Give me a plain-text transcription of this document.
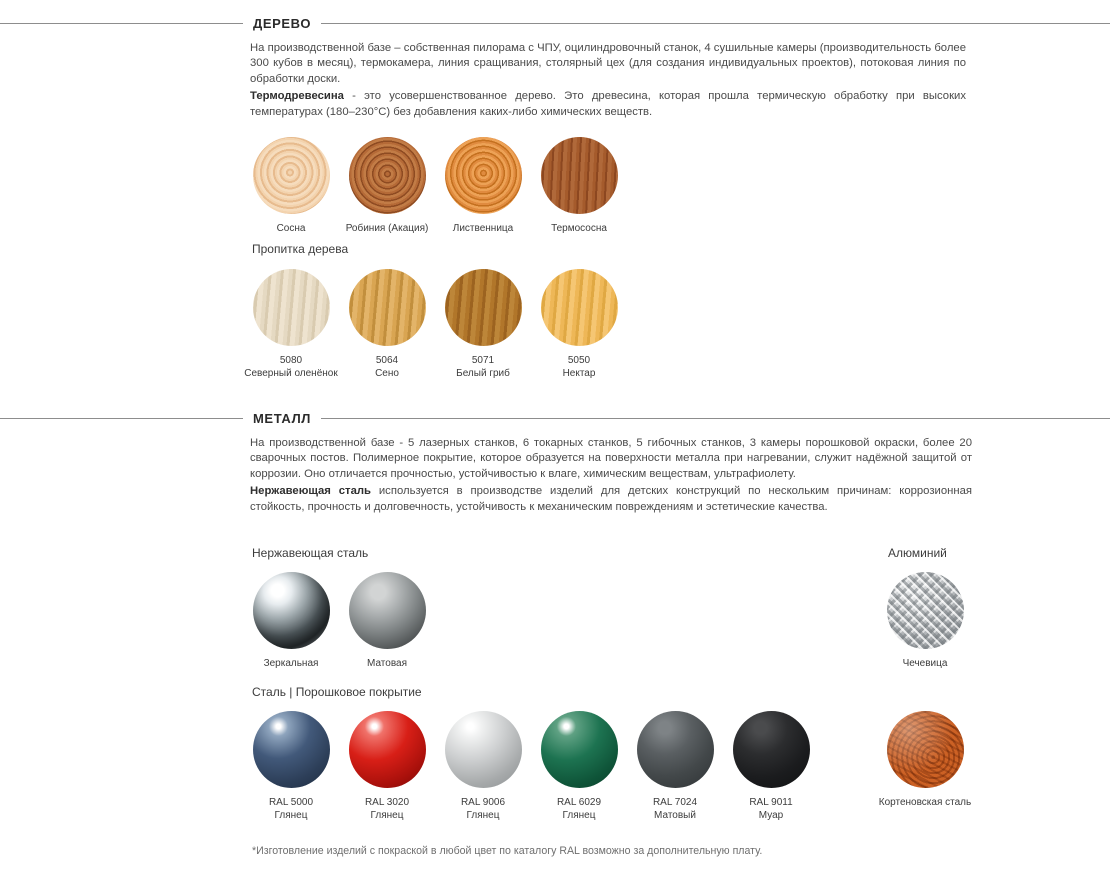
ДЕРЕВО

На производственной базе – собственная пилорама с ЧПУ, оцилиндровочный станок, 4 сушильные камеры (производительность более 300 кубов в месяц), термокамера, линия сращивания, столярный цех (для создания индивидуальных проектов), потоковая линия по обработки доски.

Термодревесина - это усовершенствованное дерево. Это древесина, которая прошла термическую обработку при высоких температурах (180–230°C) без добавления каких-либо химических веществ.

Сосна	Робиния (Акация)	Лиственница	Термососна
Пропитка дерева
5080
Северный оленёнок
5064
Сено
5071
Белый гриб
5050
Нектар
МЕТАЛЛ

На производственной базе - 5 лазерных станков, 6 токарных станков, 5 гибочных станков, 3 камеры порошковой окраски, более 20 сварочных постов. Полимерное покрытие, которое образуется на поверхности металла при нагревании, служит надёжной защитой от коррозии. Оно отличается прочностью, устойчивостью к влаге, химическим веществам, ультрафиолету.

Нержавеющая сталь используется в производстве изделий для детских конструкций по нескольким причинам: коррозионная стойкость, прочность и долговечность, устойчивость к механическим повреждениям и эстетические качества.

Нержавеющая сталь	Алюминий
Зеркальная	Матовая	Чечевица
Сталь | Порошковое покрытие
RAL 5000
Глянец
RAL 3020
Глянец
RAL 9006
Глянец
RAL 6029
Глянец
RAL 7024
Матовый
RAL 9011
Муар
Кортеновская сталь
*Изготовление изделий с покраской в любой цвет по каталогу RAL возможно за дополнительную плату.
☆ ☆ ☆
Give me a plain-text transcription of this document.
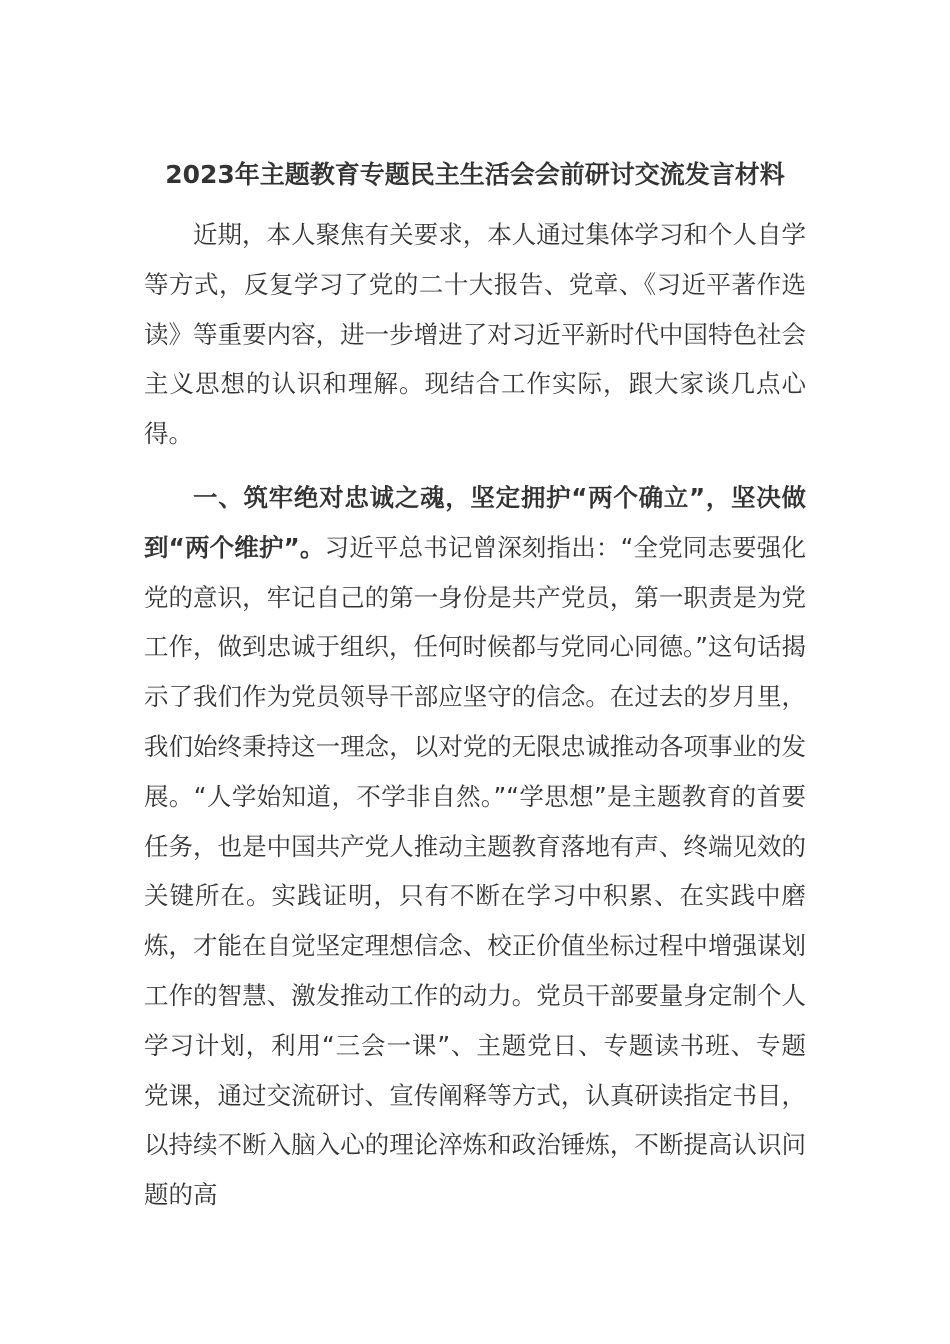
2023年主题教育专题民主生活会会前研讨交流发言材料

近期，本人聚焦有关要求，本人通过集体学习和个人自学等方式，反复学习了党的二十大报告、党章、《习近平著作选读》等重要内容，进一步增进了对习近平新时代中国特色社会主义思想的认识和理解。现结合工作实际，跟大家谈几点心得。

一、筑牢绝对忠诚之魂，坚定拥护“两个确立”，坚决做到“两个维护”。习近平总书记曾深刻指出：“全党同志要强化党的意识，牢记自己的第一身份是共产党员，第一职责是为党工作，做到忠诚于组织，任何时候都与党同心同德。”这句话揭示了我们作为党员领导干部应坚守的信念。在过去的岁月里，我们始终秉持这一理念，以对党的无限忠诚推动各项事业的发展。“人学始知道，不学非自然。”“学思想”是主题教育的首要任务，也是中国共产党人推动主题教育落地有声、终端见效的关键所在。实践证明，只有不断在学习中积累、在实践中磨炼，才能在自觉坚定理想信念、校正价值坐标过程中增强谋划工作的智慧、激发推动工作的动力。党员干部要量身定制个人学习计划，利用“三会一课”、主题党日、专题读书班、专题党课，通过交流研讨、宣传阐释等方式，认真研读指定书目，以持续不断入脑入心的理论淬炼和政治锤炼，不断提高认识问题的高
☆ ☆ ☆
Which lines above contain the word "базе"? Copy each of them.

* _RESPONSE BELOW_:
На производственной базе – собственная пилорама с ЧПУ, оцилиндровочный станок, 4 сушильные камеры (производительность более 300 кубов в месяц), термокамера, линия сращивания, столярный цех (для создания индивидуальных проектов), потоковая линия по обработки доски.
На производственной базе - 5 лазерных станков, 6 токарных станков, 5 гибочных станков, 3 камеры порошковой окраски, более 20 сварочных постов. Полимерное покрытие, которое образуется на поверхности металла при нагревании, служит надёжной защитой от коррозии. Оно отличается прочностью, устойчивостью к влаге, химическим веществам, ультрафиолету.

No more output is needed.